[begin Document text]

Centroid Decomposition¶

Centroid decomposition is the first tree technique that says:

stop treating the whole tree as one object;
split it around one balanced pivot,
solve the contribution that passes through that pivot,
then recurse on the remaining components.

It also sits naturally next to Trees, Euler Tour / Subtree Queries, and Heavy-Light Decomposition:

subtree flattening handles one rooted subtree
HLD handles online path aggregates
centroid decomposition handles many tree-path problems whose clean split is “through one pivot or not”

It is also the standard route for many “nearest marked node”, “count paths with property P”, and “label nodes by balanced recursive layers” problems on a static tree.

At A Glance¶

Use when: the tree is static and the clean divide-and-conquer split is “paths through one balanced center” versus “paths entirely inside one child component”
Core worldview: repeatedly remove one centroid so every remaining component has size at most half
Main tools: subtree sizes, centroid finding, centroid tree, per-node centroid ancestors, per-centroid aggregates
Typical complexity: build O(n log n); many standard updates/queries become O(log n) or O(log^2 n)
Main trap: reaching for centroid decomposition when the real problem is only subtree flattening, path range queries, or ordinary tree DP

Strong contest signals:

“find the nearest special/painted node on a static tree under many updates”
“count or optimize paths with a condition on length / xor / weight”
“recursively label or partition the tree by balanced centers”
“each node only needs to interact with O(log n) structural ancestors after preprocessing”

Strong anti-cues:

subtree-only query -> Euler Tour / Subtree Queries
online path max/sum/min with segment-tree-style aggregation -> Heavy-Light Decomposition
one fixed rooted DP where child states merge once -> Tree DP
the tree changes online by link/cut -> this page is too static
you only need one centroid, not the whole decomposition -> stay in Trees

Prerequisites¶

Trees

Helpful neighboring topics:

Euler Tour / Subtree Queries for one lighter tree-reduction neighbor
Heavy-Light Decomposition for the main “path queries, but different family” compare point
Tree DP
Offline Tricks
Algorithm Engineering once constants and memory layout start to matter

Problem Model And Notation¶

Let T be a tree with n nodes.

A centroid of a component C is a node c such that, after removing c, every remaining component has size at most:

\[ \left\lfloor \frac{|C|}{2} \right\rfloor. \]

Centroid decomposition recursively does:

find a centroid c of the current component
make c one node in the centroid tree
remove c
recurse on every remaining component

We will use:

sub[u]: subtree size inside the current rooted component walk
cd_parent[u]: parent of u in the centroid tree
cd_depth[u]: depth of u in the centroid tree
anc[u]: centroid ancestors of original node u
dist[u][k]: distance from u to its k-th centroid ancestor

The decomposition is over a static tree. The centroid tree is an auxiliary structure, not the original tree.

[end Document text]

## Written problem
What build complexity does the centroid decomposition page give? The entries after the centroid decomposition page don't matter here.

[begin Data entries]

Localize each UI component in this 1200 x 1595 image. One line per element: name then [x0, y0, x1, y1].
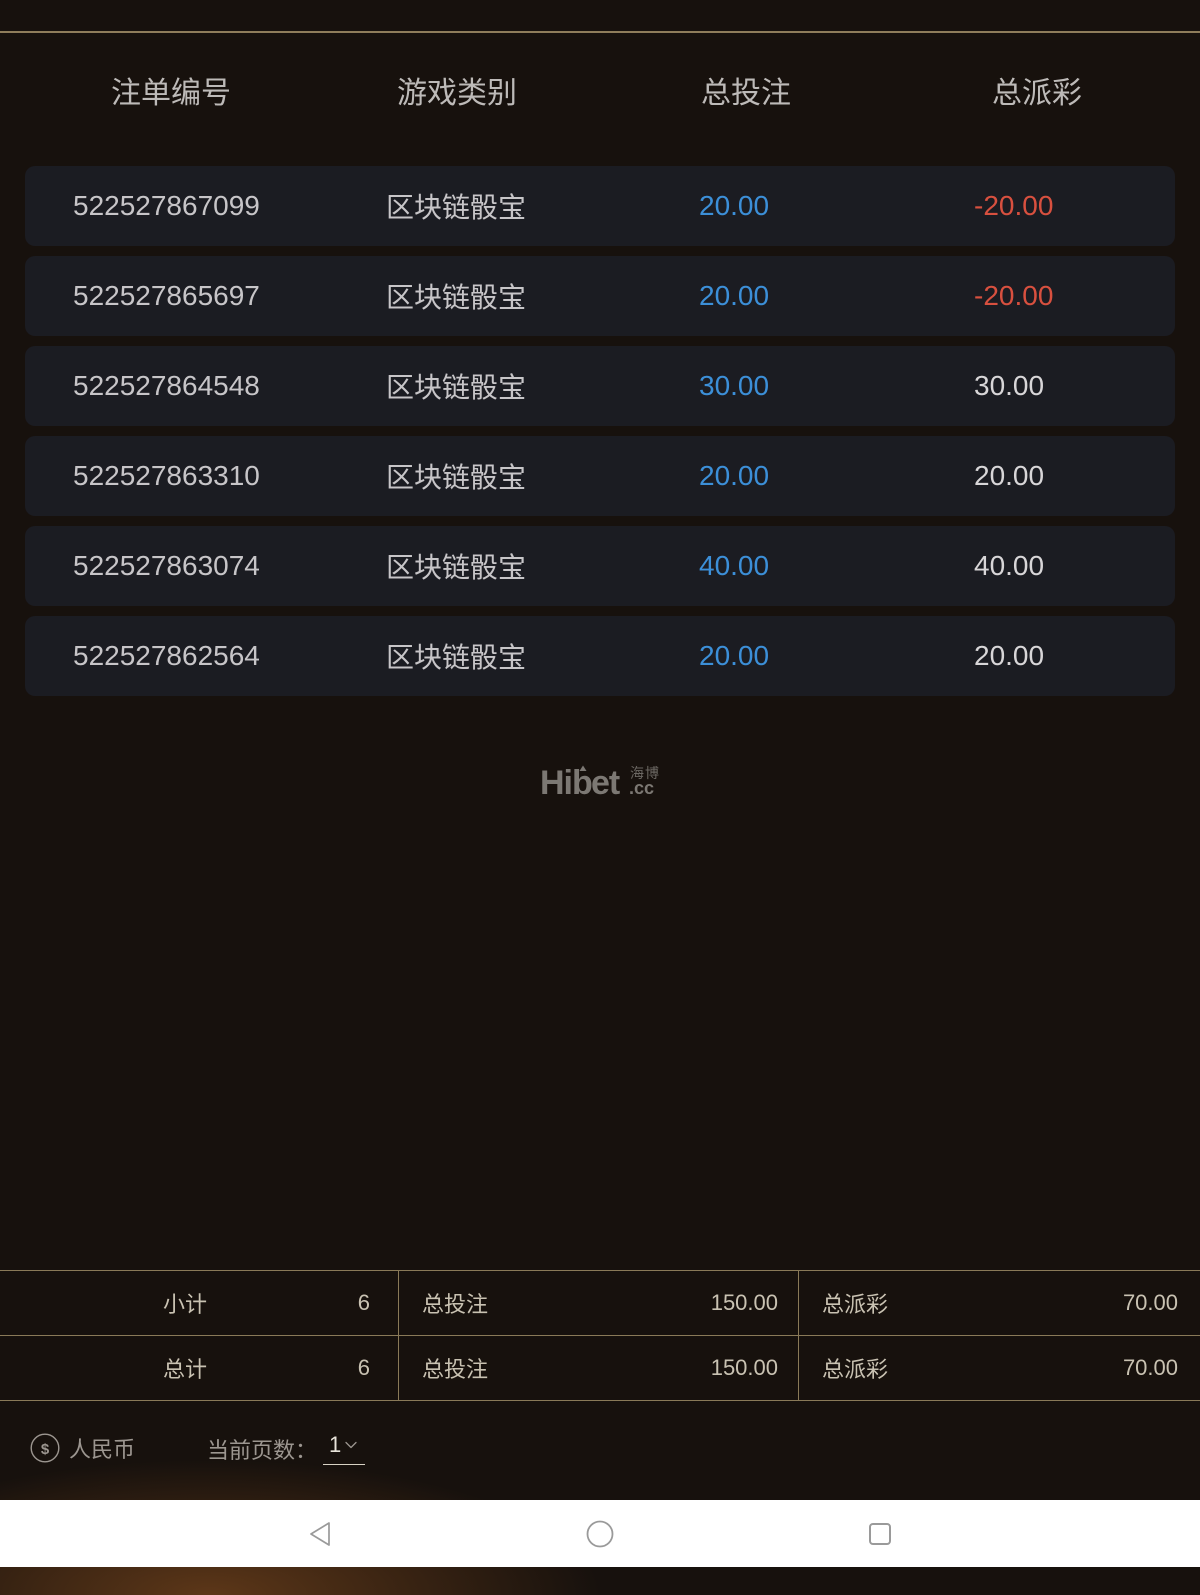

[end Data entries]
[begin Data entries]

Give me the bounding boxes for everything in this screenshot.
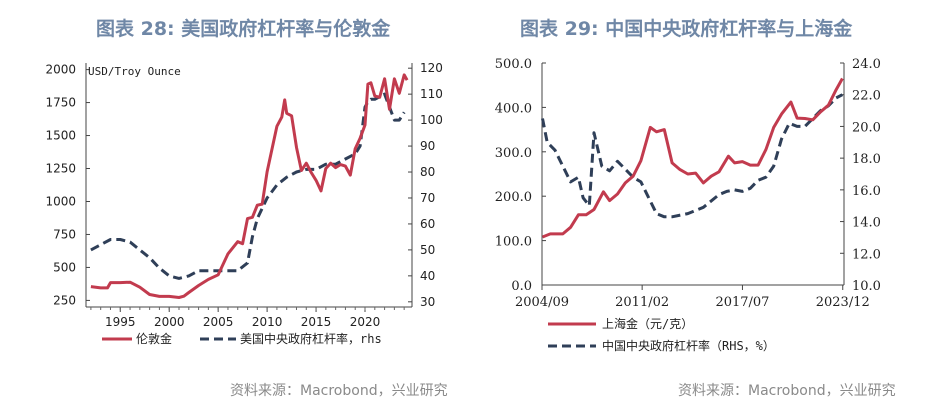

[end Data entries]

## Exercise answer
O(n log n)